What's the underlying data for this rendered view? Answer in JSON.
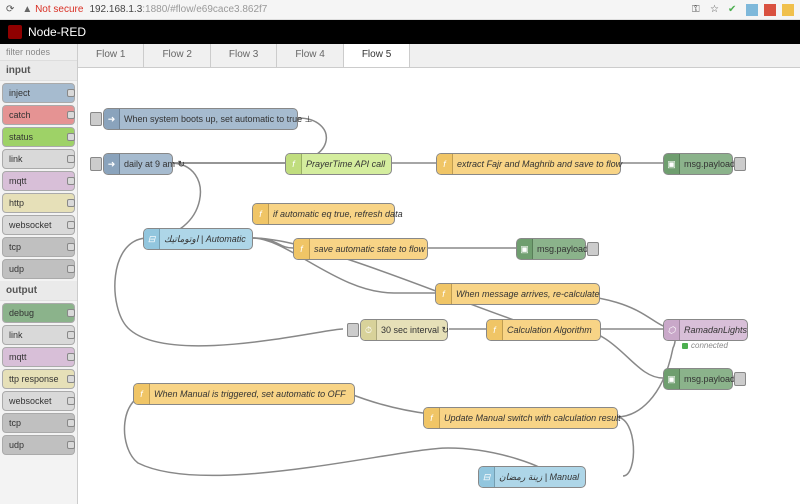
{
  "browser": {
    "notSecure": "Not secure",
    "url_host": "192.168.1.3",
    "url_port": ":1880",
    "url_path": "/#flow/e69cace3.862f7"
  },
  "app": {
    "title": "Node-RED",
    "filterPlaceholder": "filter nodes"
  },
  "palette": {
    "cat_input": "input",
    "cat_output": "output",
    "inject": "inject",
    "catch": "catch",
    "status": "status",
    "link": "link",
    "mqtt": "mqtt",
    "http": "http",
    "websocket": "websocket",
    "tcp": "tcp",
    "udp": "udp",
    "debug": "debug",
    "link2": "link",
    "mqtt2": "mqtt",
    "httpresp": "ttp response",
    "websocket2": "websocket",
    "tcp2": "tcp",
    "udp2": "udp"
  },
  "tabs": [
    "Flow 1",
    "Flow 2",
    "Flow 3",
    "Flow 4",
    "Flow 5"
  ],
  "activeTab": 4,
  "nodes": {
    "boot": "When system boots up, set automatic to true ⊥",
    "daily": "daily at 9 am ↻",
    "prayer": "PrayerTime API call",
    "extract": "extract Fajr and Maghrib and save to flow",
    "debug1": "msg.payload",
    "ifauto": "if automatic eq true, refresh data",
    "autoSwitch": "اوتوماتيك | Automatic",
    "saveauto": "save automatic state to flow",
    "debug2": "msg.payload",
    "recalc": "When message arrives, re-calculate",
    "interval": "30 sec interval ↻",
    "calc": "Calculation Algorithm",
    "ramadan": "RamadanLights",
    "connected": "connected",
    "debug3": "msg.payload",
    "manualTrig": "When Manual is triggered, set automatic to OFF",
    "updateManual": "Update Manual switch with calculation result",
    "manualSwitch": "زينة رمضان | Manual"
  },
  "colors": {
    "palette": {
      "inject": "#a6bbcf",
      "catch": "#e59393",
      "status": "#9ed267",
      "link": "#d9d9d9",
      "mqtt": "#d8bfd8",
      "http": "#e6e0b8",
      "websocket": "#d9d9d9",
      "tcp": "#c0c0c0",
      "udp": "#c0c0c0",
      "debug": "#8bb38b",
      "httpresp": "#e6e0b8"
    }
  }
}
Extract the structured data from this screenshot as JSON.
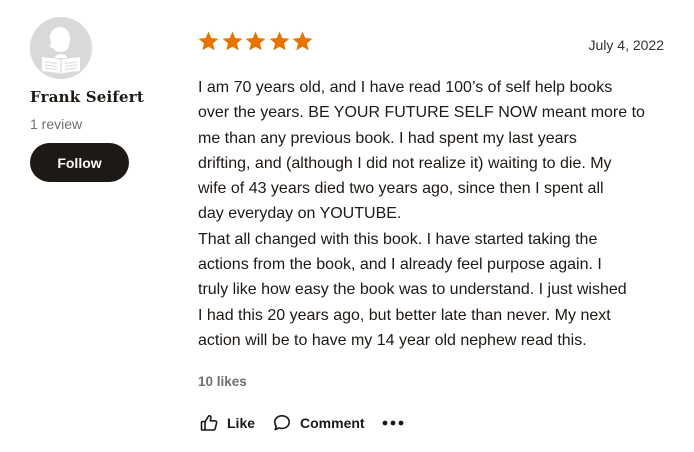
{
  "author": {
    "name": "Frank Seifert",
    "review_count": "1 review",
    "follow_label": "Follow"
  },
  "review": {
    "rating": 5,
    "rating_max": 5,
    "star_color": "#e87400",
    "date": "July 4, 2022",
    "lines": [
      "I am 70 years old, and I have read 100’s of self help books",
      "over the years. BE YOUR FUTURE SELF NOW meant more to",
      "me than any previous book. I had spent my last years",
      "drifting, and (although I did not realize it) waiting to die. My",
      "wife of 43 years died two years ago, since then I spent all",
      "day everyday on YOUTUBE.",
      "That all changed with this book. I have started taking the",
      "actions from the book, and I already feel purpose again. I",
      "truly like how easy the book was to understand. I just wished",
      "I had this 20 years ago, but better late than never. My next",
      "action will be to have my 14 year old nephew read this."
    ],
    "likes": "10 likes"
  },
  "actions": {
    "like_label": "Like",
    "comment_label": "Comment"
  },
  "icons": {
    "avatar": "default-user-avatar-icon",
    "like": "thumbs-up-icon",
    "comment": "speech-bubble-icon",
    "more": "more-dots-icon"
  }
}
┄┄┄┄┄┄┄┄┄┄
Show the lines from the data above that contain the string "JSON".

What's the underlying data for this rendered view? Answer in JSON.
Extract the structured data from this screenshot as JSON.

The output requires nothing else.